# Direction:
Reproduce the data exactly.

[Figure data in JSON]
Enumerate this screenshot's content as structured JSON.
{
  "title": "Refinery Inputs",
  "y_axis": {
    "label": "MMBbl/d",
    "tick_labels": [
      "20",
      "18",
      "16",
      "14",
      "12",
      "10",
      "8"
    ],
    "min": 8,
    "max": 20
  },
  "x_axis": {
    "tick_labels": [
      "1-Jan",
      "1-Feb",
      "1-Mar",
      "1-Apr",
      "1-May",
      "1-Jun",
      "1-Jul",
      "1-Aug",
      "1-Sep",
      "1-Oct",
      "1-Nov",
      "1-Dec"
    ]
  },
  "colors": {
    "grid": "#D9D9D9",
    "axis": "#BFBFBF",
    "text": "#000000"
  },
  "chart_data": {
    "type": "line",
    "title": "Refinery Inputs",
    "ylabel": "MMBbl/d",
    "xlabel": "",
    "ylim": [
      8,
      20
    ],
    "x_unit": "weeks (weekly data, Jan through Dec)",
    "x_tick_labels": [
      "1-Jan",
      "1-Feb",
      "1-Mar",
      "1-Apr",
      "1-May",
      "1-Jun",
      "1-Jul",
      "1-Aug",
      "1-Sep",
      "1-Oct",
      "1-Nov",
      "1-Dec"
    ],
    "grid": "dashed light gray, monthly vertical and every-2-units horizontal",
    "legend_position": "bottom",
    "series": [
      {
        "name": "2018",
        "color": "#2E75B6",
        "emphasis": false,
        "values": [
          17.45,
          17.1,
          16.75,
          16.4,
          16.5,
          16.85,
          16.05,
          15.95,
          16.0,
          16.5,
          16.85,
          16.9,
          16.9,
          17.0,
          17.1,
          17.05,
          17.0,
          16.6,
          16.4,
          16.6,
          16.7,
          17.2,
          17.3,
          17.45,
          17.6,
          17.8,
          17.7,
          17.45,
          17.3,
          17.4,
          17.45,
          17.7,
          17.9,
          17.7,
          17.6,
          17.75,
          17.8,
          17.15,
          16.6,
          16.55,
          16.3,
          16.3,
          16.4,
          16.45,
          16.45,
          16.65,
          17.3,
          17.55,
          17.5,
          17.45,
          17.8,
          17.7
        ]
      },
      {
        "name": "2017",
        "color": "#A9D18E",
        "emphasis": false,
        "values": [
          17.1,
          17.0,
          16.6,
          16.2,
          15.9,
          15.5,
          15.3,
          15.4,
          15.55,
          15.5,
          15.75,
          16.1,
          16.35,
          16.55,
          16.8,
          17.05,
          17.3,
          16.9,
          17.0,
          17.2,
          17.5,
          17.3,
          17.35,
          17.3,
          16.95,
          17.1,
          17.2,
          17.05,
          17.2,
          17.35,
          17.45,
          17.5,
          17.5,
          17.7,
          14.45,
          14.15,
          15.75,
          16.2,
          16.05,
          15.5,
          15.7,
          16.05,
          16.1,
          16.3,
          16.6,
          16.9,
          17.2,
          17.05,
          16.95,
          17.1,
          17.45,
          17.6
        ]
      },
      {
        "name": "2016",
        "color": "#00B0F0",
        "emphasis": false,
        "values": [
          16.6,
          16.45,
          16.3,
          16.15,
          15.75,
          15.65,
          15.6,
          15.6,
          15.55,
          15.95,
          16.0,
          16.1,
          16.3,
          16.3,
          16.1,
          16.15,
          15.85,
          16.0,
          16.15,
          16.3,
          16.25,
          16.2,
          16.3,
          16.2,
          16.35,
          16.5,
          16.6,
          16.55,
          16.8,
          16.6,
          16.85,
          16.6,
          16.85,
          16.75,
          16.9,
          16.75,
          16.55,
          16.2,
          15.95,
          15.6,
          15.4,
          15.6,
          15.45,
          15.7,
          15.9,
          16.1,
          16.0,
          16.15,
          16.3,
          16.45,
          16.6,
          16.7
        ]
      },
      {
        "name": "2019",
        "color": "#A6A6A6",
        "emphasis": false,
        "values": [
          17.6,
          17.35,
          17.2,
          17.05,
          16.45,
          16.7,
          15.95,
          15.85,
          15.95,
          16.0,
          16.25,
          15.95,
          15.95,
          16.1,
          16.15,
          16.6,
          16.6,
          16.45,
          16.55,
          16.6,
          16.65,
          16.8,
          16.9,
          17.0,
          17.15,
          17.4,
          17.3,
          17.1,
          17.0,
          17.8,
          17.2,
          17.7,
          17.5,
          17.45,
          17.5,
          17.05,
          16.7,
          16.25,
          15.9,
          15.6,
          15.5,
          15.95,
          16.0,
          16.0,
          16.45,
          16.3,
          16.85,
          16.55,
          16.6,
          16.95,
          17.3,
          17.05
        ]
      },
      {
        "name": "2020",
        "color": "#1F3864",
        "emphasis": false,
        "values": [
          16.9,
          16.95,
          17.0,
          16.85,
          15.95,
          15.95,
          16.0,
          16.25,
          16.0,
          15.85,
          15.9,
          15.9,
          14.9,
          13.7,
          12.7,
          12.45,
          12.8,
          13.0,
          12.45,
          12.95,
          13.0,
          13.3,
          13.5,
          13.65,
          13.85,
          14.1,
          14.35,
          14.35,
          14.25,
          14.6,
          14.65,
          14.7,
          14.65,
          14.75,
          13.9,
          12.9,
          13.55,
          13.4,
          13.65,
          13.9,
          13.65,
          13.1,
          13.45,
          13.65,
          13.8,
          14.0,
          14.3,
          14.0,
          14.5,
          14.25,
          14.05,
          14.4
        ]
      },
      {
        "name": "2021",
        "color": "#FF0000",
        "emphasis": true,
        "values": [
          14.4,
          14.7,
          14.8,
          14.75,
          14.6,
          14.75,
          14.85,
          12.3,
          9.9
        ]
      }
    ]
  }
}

# Task response:
Enumerate this screenshot's content as structured JSON.
{
  "title": "Refinery Inputs",
  "y_axis": {
    "label": "MMBbl/d",
    "tick_labels": [
      "20",
      "18",
      "16",
      "14",
      "12",
      "10",
      "8"
    ],
    "min": 8,
    "max": 20
  },
  "x_axis": {
    "tick_labels": [
      "1-Jan",
      "1-Feb",
      "1-Mar",
      "1-Apr",
      "1-May",
      "1-Jun",
      "1-Jul",
      "1-Aug",
      "1-Sep",
      "1-Oct",
      "1-Nov",
      "1-Dec"
    ]
  },
  "colors": {
    "grid": "#D9D9D9",
    "axis": "#BFBFBF",
    "text": "#000000"
  },
  "chart_data": {
    "type": "line",
    "title": "Refinery Inputs",
    "ylabel": "MMBbl/d",
    "xlabel": "",
    "ylim": [
      8,
      20
    ],
    "x_unit": "weeks (weekly data, Jan through Dec)",
    "x_tick_labels": [
      "1-Jan",
      "1-Feb",
      "1-Mar",
      "1-Apr",
      "1-May",
      "1-Jun",
      "1-Jul",
      "1-Aug",
      "1-Sep",
      "1-Oct",
      "1-Nov",
      "1-Dec"
    ],
    "grid": "dashed light gray, monthly vertical and every-2-units horizontal",
    "legend_position": "bottom",
    "series": [
      {
        "name": "2018",
        "color": "#2E75B6",
        "emphasis": false,
        "values": [
          17.45,
          17.1,
          16.75,
          16.4,
          16.5,
          16.85,
          16.05,
          15.95,
          16.0,
          16.5,
          16.85,
          16.9,
          16.9,
          17.0,
          17.1,
          17.05,
          17.0,
          16.6,
          16.4,
          16.6,
          16.7,
          17.2,
          17.3,
          17.45,
          17.6,
          17.8,
          17.7,
          17.45,
          17.3,
          17.4,
          17.45,
          17.7,
          17.9,
          17.7,
          17.6,
          17.75,
          17.8,
          17.15,
          16.6,
          16.55,
          16.3,
          16.3,
          16.4,
          16.45,
          16.45,
          16.65,
          17.3,
          17.55,
          17.5,
          17.45,
          17.8,
          17.7
        ]
      },
      {
        "name": "2017",
        "color": "#A9D18E",
        "emphasis": false,
        "values": [
          17.1,
          17.0,
          16.6,
          16.2,
          15.9,
          15.5,
          15.3,
          15.4,
          15.55,
          15.5,
          15.75,
          16.1,
          16.35,
          16.55,
          16.8,
          17.05,
          17.3,
          16.9,
          17.0,
          17.2,
          17.5,
          17.3,
          17.35,
          17.3,
          16.95,
          17.1,
          17.2,
          17.05,
          17.2,
          17.35,
          17.45,
          17.5,
          17.5,
          17.7,
          14.45,
          14.15,
          15.75,
          16.2,
          16.05,
          15.5,
          15.7,
          16.05,
          16.1,
          16.3,
          16.6,
          16.9,
          17.2,
          17.05,
          16.95,
          17.1,
          17.45,
          17.6
        ]
      },
      {
        "name": "2016",
        "color": "#00B0F0",
        "emphasis": false,
        "values": [
          16.6,
          16.45,
          16.3,
          16.15,
          15.75,
          15.65,
          15.6,
          15.6,
          15.55,
          15.95,
          16.0,
          16.1,
          16.3,
          16.3,
          16.1,
          16.15,
          15.85,
          16.0,
          16.15,
          16.3,
          16.25,
          16.2,
          16.3,
          16.2,
          16.35,
          16.5,
          16.6,
          16.55,
          16.8,
          16.6,
          16.85,
          16.6,
          16.85,
          16.75,
          16.9,
          16.75,
          16.55,
          16.2,
          15.95,
          15.6,
          15.4,
          15.6,
          15.45,
          15.7,
          15.9,
          16.1,
          16.0,
          16.15,
          16.3,
          16.45,
          16.6,
          16.7
        ]
      },
      {
        "name": "2019",
        "color": "#A6A6A6",
        "emphasis": false,
        "values": [
          17.6,
          17.35,
          17.2,
          17.05,
          16.45,
          16.7,
          15.95,
          15.85,
          15.95,
          16.0,
          16.25,
          15.95,
          15.95,
          16.1,
          16.15,
          16.6,
          16.6,
          16.45,
          16.55,
          16.6,
          16.65,
          16.8,
          16.9,
          17.0,
          17.15,
          17.4,
          17.3,
          17.1,
          17.0,
          17.8,
          17.2,
          17.7,
          17.5,
          17.45,
          17.5,
          17.05,
          16.7,
          16.25,
          15.9,
          15.6,
          15.5,
          15.95,
          16.0,
          16.0,
          16.45,
          16.3,
          16.85,
          16.55,
          16.6,
          16.95,
          17.3,
          17.05
        ]
      },
      {
        "name": "2020",
        "color": "#1F3864",
        "emphasis": false,
        "values": [
          16.9,
          16.95,
          17.0,
          16.85,
          15.95,
          15.95,
          16.0,
          16.25,
          16.0,
          15.85,
          15.9,
          15.9,
          14.9,
          13.7,
          12.7,
          12.45,
          12.8,
          13.0,
          12.45,
          12.95,
          13.0,
          13.3,
          13.5,
          13.65,
          13.85,
          14.1,
          14.35,
          14.35,
          14.25,
          14.6,
          14.65,
          14.7,
          14.65,
          14.75,
          13.9,
          12.9,
          13.55,
          13.4,
          13.65,
          13.9,
          13.65,
          13.1,
          13.45,
          13.65,
          13.8,
          14.0,
          14.3,
          14.0,
          14.5,
          14.25,
          14.05,
          14.4
        ]
      },
      {
        "name": "2021",
        "color": "#FF0000",
        "emphasis": true,
        "values": [
          14.4,
          14.7,
          14.8,
          14.75,
          14.6,
          14.75,
          14.85,
          12.3,
          9.9
        ]
      }
    ]
  }
}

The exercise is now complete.